● What you will do:
Locate the word "paski" in the entries below, then gather every line that holds it.

★ ★ ★ ★

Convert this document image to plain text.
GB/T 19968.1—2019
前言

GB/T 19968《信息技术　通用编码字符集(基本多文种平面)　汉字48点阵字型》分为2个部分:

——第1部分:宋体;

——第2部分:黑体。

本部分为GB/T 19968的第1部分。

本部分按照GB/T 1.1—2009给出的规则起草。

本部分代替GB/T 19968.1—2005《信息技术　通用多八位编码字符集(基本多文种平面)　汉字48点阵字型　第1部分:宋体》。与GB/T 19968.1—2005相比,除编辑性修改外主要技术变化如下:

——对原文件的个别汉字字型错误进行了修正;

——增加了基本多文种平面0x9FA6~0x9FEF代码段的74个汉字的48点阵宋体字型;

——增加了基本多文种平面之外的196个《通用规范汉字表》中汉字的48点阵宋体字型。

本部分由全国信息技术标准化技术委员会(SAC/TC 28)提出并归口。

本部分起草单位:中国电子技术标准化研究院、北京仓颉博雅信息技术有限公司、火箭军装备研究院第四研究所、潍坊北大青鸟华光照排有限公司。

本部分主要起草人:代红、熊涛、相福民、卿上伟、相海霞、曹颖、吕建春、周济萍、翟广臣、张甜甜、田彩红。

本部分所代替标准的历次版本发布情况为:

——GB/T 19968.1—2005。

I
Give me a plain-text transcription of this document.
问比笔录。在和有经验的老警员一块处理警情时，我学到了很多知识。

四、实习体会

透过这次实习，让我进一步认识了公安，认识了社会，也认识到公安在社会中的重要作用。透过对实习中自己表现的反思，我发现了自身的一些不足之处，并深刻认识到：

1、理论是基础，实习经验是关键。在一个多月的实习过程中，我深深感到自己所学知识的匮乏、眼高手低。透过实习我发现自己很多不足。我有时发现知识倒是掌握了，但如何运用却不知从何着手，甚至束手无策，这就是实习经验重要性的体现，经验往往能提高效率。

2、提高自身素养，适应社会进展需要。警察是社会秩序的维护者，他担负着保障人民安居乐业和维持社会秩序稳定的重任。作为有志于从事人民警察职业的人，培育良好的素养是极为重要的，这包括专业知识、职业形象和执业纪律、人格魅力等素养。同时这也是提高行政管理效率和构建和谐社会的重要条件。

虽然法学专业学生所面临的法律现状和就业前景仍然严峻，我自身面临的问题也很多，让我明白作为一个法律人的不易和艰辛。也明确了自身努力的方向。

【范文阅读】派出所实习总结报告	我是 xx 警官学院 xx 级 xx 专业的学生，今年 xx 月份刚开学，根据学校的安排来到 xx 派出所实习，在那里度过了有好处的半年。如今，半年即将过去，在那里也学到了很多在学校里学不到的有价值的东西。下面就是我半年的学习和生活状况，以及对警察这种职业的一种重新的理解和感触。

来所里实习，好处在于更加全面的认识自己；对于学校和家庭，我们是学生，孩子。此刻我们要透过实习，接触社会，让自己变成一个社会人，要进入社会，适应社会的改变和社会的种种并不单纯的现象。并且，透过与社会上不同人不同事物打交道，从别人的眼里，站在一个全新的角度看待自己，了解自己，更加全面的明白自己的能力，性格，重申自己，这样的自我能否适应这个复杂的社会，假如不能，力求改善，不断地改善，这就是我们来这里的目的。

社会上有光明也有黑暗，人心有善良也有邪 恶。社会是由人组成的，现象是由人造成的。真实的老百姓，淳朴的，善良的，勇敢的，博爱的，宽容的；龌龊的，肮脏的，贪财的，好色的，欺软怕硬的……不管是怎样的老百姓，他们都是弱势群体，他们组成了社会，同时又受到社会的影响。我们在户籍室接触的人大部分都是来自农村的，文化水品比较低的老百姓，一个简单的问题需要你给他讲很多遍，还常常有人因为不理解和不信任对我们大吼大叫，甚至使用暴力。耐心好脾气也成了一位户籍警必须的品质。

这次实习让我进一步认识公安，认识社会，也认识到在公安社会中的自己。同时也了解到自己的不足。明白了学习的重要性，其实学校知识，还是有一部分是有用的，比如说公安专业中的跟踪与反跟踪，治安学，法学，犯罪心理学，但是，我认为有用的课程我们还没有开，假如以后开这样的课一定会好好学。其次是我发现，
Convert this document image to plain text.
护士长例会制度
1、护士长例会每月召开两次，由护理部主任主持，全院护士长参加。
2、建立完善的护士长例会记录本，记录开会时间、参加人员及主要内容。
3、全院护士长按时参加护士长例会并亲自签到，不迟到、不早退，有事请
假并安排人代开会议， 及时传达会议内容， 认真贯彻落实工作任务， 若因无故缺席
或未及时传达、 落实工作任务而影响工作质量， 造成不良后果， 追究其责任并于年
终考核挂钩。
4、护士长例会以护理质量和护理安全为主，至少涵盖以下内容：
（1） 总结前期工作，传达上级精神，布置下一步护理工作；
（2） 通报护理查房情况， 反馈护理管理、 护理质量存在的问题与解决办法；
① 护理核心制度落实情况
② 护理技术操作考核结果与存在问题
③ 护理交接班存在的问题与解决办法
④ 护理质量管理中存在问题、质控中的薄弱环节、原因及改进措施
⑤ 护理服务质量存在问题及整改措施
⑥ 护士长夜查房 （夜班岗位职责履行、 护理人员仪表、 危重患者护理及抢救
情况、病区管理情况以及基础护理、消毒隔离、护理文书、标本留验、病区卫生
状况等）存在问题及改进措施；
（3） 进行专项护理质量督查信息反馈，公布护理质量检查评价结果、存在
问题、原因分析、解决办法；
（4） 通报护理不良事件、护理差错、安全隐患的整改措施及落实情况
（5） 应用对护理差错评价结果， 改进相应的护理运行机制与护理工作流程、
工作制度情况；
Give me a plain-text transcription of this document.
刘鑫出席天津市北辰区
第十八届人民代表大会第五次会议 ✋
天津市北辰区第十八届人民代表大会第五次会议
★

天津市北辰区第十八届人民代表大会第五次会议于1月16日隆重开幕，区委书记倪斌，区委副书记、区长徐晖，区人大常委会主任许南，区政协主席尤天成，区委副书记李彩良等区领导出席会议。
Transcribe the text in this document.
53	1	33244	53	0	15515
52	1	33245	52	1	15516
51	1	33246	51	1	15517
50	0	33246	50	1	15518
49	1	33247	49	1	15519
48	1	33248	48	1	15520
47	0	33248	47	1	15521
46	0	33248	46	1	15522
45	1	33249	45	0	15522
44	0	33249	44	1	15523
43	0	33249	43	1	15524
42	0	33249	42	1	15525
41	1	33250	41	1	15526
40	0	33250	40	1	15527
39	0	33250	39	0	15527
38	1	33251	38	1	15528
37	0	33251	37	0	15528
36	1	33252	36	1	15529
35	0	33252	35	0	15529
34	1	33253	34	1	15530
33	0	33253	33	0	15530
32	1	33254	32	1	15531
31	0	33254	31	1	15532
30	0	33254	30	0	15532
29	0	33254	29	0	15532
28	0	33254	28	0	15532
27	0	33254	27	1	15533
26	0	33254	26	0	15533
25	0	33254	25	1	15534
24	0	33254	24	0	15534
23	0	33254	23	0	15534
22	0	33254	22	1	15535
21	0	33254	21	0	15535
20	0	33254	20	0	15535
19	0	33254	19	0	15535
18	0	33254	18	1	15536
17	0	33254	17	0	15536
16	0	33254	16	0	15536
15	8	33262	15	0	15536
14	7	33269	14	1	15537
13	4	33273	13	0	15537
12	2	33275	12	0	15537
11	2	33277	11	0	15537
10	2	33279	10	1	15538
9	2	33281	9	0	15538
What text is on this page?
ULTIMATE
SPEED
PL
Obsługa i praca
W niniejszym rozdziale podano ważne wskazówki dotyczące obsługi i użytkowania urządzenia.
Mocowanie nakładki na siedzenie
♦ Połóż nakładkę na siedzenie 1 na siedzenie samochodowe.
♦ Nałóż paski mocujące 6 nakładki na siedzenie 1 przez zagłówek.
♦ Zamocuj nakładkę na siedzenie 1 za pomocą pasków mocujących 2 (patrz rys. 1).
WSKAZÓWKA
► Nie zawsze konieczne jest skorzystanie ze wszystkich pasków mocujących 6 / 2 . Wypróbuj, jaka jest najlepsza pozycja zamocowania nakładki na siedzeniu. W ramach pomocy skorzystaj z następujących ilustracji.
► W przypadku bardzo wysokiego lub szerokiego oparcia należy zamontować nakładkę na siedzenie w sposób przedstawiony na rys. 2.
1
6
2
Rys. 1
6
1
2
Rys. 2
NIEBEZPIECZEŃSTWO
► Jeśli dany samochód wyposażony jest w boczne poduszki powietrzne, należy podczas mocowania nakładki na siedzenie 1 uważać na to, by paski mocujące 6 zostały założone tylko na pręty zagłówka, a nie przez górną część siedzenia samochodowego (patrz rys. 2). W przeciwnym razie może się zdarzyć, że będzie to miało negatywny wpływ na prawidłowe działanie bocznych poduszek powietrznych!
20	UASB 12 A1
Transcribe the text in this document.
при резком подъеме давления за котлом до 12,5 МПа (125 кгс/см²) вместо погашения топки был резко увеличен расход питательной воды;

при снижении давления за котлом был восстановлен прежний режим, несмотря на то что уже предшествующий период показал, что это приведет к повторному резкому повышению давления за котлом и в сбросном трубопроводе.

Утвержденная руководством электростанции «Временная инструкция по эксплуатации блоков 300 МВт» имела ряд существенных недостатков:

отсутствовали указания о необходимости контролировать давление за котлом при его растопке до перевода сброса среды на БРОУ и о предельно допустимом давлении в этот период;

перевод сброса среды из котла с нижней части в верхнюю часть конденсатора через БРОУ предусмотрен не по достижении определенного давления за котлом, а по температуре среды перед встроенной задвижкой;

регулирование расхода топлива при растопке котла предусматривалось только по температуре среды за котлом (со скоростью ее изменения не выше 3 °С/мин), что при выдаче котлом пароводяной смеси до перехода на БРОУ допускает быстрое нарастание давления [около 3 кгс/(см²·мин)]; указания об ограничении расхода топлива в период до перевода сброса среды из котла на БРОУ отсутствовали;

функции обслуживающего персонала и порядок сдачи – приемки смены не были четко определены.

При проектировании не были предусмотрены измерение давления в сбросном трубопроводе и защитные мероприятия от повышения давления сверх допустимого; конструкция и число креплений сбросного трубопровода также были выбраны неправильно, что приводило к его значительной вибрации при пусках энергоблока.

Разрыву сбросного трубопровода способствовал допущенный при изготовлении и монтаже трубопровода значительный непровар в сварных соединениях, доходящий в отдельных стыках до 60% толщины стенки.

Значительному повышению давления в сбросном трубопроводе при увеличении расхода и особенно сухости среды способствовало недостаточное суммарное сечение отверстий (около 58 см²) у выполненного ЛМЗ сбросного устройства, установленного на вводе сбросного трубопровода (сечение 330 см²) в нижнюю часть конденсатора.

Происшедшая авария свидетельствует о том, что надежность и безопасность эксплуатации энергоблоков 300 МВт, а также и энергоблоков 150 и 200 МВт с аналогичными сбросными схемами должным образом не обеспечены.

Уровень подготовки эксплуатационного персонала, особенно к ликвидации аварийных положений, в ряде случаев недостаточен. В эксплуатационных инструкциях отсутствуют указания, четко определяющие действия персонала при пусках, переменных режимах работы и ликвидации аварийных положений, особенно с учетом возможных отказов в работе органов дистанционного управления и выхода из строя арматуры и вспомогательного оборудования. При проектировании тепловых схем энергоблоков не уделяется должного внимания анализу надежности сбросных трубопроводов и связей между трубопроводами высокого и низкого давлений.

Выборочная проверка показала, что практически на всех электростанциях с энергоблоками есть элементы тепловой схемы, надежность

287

★ ★ ★ ★

● Output of the task:
♦ Nałóż paski mocujące 6 nakładki na siedzenie 1 przez zagłówek.
► Jeśli dany samochód wyposażony jest w boczne poduszki powietrzne, należy podczas mocowania nakładki na siedzenie 1 uważać na to, by paski mocujące 6 zostały założone tylko na pręty zagłówka, a nie przez górną część siedzenia samochodowego (patrz rys. 2). W przeciwnym razie może się zdarzyć, że będzie to miało negatywny wpływ na prawidłowe działanie bocznych poduszek powietrznych!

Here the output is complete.